What you will do: Look through the material below. Copy each line that contains the string "text".

Records shown:

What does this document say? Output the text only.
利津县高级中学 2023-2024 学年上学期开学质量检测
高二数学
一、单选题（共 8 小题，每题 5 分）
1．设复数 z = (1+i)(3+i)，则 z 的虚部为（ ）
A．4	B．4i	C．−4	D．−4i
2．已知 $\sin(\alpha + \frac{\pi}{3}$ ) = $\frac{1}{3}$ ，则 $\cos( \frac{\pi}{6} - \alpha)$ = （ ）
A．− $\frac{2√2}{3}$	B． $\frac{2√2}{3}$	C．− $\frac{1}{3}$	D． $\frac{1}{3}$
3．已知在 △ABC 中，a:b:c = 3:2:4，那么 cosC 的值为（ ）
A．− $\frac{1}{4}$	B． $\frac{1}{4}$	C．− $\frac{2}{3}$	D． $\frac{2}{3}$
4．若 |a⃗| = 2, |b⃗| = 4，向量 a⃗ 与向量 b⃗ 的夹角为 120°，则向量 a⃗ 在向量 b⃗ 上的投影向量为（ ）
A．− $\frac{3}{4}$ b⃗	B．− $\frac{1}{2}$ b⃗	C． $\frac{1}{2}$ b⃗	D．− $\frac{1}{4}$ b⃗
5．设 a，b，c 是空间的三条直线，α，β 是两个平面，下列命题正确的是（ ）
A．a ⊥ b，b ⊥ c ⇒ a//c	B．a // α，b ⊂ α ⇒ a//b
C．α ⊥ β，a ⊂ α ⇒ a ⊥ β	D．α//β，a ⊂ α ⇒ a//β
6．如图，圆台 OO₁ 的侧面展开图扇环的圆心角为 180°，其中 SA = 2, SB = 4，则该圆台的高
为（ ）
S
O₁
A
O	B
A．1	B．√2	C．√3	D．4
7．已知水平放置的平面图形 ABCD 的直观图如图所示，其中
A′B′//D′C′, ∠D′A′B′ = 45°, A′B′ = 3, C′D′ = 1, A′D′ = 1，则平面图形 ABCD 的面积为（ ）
==
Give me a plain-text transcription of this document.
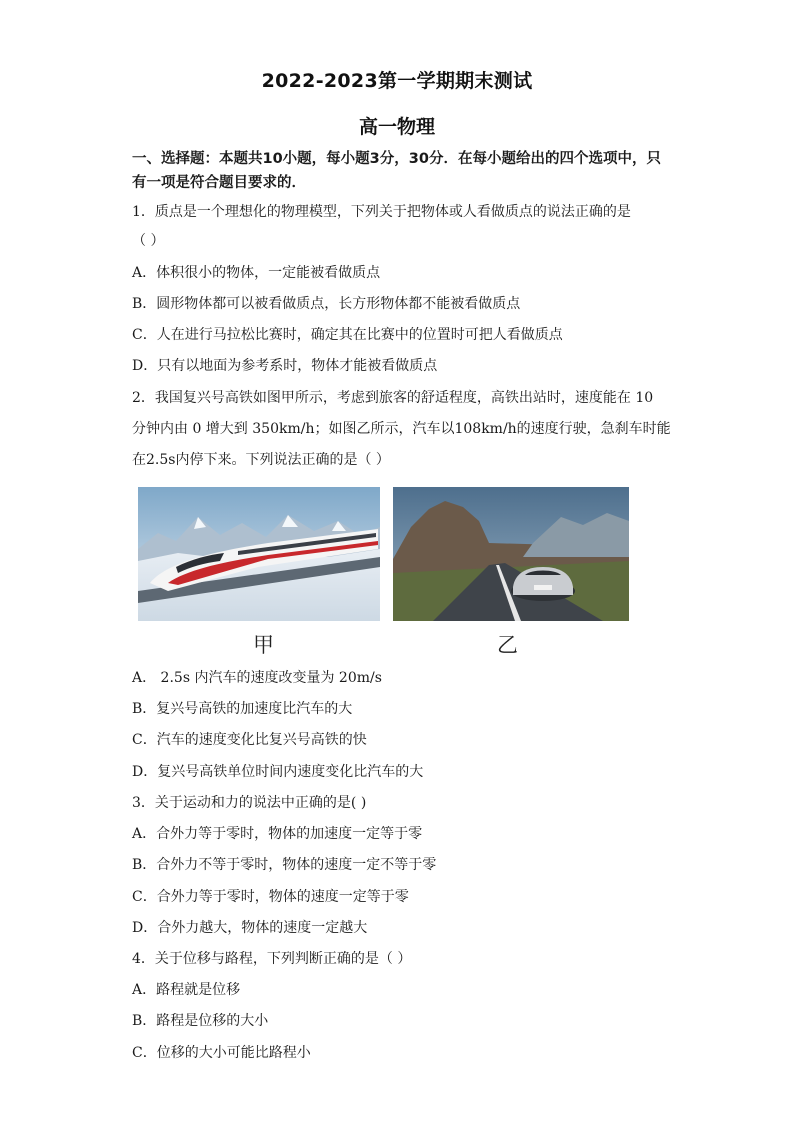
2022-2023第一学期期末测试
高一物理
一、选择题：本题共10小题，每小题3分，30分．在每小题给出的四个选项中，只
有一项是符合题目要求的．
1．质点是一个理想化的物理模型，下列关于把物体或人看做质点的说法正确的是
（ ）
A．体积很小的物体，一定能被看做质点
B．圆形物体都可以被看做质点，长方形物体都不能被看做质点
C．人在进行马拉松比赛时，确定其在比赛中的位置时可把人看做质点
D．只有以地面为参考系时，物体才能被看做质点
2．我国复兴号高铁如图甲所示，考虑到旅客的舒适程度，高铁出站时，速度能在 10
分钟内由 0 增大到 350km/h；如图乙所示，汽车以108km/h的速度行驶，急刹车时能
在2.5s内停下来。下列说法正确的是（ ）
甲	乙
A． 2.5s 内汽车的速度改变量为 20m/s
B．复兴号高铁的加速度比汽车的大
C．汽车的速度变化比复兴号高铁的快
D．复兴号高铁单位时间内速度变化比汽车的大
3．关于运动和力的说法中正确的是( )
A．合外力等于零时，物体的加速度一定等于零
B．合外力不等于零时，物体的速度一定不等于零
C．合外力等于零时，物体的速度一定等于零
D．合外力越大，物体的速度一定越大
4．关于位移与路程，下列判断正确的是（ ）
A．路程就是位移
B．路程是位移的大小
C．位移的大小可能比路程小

Written response:
What does this document say? Output the text only.
Give me a plain-text transcription of this document.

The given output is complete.